> _Exercise details_: Extract all of the data and reproduce it precisely.

--- BEGIN Data lines ---

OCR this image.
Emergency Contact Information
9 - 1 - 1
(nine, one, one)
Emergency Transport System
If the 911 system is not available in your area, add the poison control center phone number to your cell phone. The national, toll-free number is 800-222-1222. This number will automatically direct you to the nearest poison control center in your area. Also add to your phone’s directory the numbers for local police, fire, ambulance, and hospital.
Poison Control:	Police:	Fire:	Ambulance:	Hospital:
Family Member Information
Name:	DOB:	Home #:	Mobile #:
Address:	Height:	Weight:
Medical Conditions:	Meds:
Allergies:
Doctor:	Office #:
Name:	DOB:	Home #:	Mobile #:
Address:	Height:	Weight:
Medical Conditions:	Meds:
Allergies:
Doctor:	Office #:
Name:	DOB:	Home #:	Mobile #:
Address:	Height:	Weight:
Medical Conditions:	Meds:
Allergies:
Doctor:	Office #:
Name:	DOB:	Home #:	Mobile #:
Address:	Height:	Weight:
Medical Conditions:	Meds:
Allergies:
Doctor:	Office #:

--- END Data lines ---

> _Task result_:
OCR this image.
Emergency Contact Information
9 - 1 - 1
(nine, one, one)
Emergency Transport System
If the 911 system is not available in your area, add the poison control center phone number to your cell phone. The national, toll-free number is 800-222-1222. This number will automatically direct you to the nearest poison control center in your area. Also add to your phone’s directory the numbers for local police, fire, ambulance, and hospital.
Poison Control:	Police:	Fire:	Ambulance:	Hospital:
Family Member Information
Name:	DOB:	Home #:	Mobile #:
Address:	Height:	Weight:
Medical Conditions:	Meds:
Allergies:
Doctor:	Office #:
Name:	DOB:	Home #:	Mobile #:
Address:	Height:	Weight:
Medical Conditions:	Meds:
Allergies:
Doctor:	Office #:
Name:	DOB:	Home #:	Mobile #:
Address:	Height:	Weight:
Medical Conditions:	Meds:
Allergies:
Doctor:	Office #:
Name:	DOB:	Home #:	Mobile #:
Address:	Height:	Weight:
Medical Conditions:	Meds:
Allergies:
Doctor:	Office #:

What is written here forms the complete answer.